• **Your goal**
Pictures do not belong in the copy; restate the records below word for word.

===============

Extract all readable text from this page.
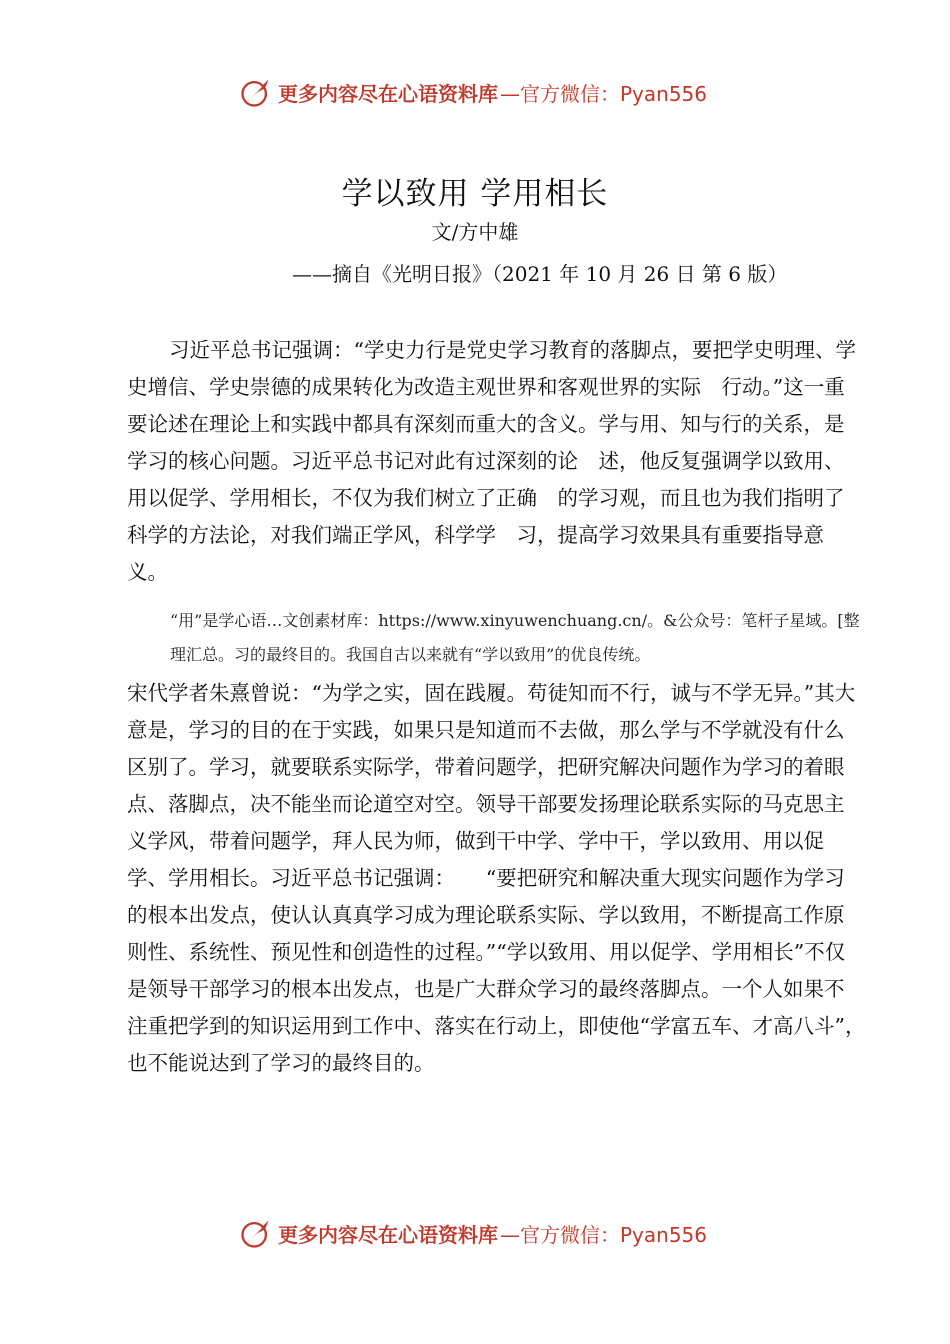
更多内容尽在心语资料库 —官方微信：Pyan556
学以致用 学用相长
文/方中雄
——摘自《光明日报》（2021 年 10 月 26 日 第 6 版）

习近平总书记强调：“学史力行是党史学习教育的落脚点，要把学史明理、学史增信、学史崇德的成果转化为改造主观世界和客观世界的实际　行动。”这一重要论述在理论上和实践中都具有深刻而重大的含义。学与用、知与行的关系，是学习的核心问题。习近平总书记对此有过深刻的论　述，他反复强调学以致用、用以促学、学用相长，不仅为我们树立了正确　的学习观，而且也为我们指明了科学的方法论，对我们端正学风，科学学　习，提高学习效果具有重要指导意义。

“用”是学心语…文创素材库：https://www.xinyuwenchuang.cn/。&公众号：笔杆子星域。[整理汇总。习的最终目的。我国自古以来就有“学以致用”的优良传统。

宋代学者朱熹曾说：“为学之实，固在践履。苟徒知而不行，诚与不学无异。”其大意是，学习的目的在于实践，如果只是知道而不去做，那么学与不学就没有什么区别了。学习，就要联系实际学，带着问题学，把研究解决问题作为学习的着眼点、落脚点，决不能坐而论道空对空。领导干部要发扬理论联系实际的马克思主义学风，带着问题学，拜人民为师，做到干中学、学中干，学以致用、用以促学、学用相长。习近平总书记强调：　　“要把研究和解决重大现实问题作为学习的根本出发点，使认认真真学习成为理论联系实际、学以致用，不断提高工作原则性、系统性、预见性和创造性的过程。”“学以致用、用以促学、学用相长”不仅是领导干部学习的根本出发点，也是广大群众学习的最终落脚点。一个人如果不注重把学到的知识运用到工作中、落实在行动上，即使他“学富五车、才高八斗”，　也不能说达到了学习的最终目的。

更多内容尽在心语资料库 —官方微信：Pyan556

===============

• **Right answer**
Extract all readable text from this page.
更多内容尽在心语资料库 —官方微信：Pyan556
学以致用 学用相长
文/方中雄
——摘自《光明日报》（2021 年 10 月 26 日 第 6 版）

习近平总书记强调：“学史力行是党史学习教育的落脚点，要把学史明理、学史增信、学史崇德的成果转化为改造主观世界和客观世界的实际　行动。”这一重要论述在理论上和实践中都具有深刻而重大的含义。学与用、知与行的关系，是学习的核心问题。习近平总书记对此有过深刻的论　述，他反复强调学以致用、用以促学、学用相长，不仅为我们树立了正确　的学习观，而且也为我们指明了科学的方法论，对我们端正学风，科学学　习，提高学习效果具有重要指导意义。

“用”是学心语…文创素材库：https://www.xinyuwenchuang.cn/。&公众号：笔杆子星域。[整理汇总。习的最终目的。我国自古以来就有“学以致用”的优良传统。

宋代学者朱熹曾说：“为学之实，固在践履。苟徒知而不行，诚与不学无异。”其大意是，学习的目的在于实践，如果只是知道而不去做，那么学与不学就没有什么区别了。学习，就要联系实际学，带着问题学，把研究解决问题作为学习的着眼点、落脚点，决不能坐而论道空对空。领导干部要发扬理论联系实际的马克思主义学风，带着问题学，拜人民为师，做到干中学、学中干，学以致用、用以促学、学用相长。习近平总书记强调：　　“要把研究和解决重大现实问题作为学习的根本出发点，使认认真真学习成为理论联系实际、学以致用，不断提高工作原则性、系统性、预见性和创造性的过程。”“学以致用、用以促学、学用相长”不仅是领导干部学习的根本出发点，也是广大群众学习的最终落脚点。一个人如果不注重把学到的知识运用到工作中、落实在行动上，即使他“学富五车、才高八斗”，　也不能说达到了学习的最终目的。

更多内容尽在心语资料库 —官方微信：Pyan556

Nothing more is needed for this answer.